### Items from a data source
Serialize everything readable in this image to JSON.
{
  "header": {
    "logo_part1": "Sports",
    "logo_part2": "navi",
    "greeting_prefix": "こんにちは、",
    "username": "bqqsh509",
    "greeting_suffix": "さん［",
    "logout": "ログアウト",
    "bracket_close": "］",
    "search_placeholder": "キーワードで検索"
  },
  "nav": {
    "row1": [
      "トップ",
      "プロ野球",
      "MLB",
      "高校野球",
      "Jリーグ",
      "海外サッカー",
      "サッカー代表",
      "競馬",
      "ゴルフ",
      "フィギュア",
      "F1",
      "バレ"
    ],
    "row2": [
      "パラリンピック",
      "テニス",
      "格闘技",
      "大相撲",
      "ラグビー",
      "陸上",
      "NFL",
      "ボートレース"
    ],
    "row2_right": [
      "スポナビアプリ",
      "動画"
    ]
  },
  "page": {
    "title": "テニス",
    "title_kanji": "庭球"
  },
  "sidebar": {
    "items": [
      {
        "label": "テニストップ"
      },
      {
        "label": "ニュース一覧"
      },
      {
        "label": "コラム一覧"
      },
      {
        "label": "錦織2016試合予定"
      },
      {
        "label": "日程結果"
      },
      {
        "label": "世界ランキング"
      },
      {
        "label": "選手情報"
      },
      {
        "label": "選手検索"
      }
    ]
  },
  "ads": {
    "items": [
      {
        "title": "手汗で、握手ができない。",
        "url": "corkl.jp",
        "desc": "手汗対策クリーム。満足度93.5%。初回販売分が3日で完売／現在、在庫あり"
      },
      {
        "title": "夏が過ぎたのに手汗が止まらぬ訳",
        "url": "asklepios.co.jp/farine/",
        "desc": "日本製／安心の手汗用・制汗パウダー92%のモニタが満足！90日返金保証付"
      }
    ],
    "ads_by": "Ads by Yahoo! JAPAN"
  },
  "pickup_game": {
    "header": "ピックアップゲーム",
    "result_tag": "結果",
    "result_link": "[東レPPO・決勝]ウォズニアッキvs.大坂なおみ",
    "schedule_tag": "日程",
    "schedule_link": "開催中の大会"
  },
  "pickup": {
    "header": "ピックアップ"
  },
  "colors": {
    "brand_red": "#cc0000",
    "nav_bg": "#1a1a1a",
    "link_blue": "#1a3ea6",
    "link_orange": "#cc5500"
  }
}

### Given request
Write out the entries above word for word.

### Result of this task
Serialize everything readable in this image to JSON.
{
  "header": {
    "logo_part1": "Sports",
    "logo_part2": "navi",
    "greeting_prefix": "こんにちは、",
    "username": "bqqsh509",
    "greeting_suffix": "さん［",
    "logout": "ログアウト",
    "bracket_close": "］",
    "search_placeholder": "キーワードで検索"
  },
  "nav": {
    "row1": [
      "トップ",
      "プロ野球",
      "MLB",
      "高校野球",
      "Jリーグ",
      "海外サッカー",
      "サッカー代表",
      "競馬",
      "ゴルフ",
      "フィギュア",
      "F1",
      "バレ"
    ],
    "row2": [
      "パラリンピック",
      "テニス",
      "格闘技",
      "大相撲",
      "ラグビー",
      "陸上",
      "NFL",
      "ボートレース"
    ],
    "row2_right": [
      "スポナビアプリ",
      "動画"
    ]
  },
  "page": {
    "title": "テニス",
    "title_kanji": "庭球"
  },
  "sidebar": {
    "items": [
      {
        "label": "テニストップ"
      },
      {
        "label": "ニュース一覧"
      },
      {
        "label": "コラム一覧"
      },
      {
        "label": "錦織2016試合予定"
      },
      {
        "label": "日程結果"
      },
      {
        "label": "世界ランキング"
      },
      {
        "label": "選手情報"
      },
      {
        "label": "選手検索"
      }
    ]
  },
  "ads": {
    "items": [
      {
        "title": "手汗で、握手ができない。",
        "url": "corkl.jp",
        "desc": "手汗対策クリーム。満足度93.5%。初回販売分が3日で完売／現在、在庫あり"
      },
      {
        "title": "夏が過ぎたのに手汗が止まらぬ訳",
        "url": "asklepios.co.jp/farine/",
        "desc": "日本製／安心の手汗用・制汗パウダー92%のモニタが満足！90日返金保証付"
      }
    ],
    "ads_by": "Ads by Yahoo! JAPAN"
  },
  "pickup_game": {
    "header": "ピックアップゲーム",
    "result_tag": "結果",
    "result_link": "[東レPPO・決勝]ウォズニアッキvs.大坂なおみ",
    "schedule_tag": "日程",
    "schedule_link": "開催中の大会"
  },
  "pickup": {
    "header": "ピックアップ"
  },
  "colors": {
    "brand_red": "#cc0000",
    "nav_bg": "#1a1a1a",
    "link_blue": "#1a3ea6",
    "link_orange": "#cc5500"
  }
}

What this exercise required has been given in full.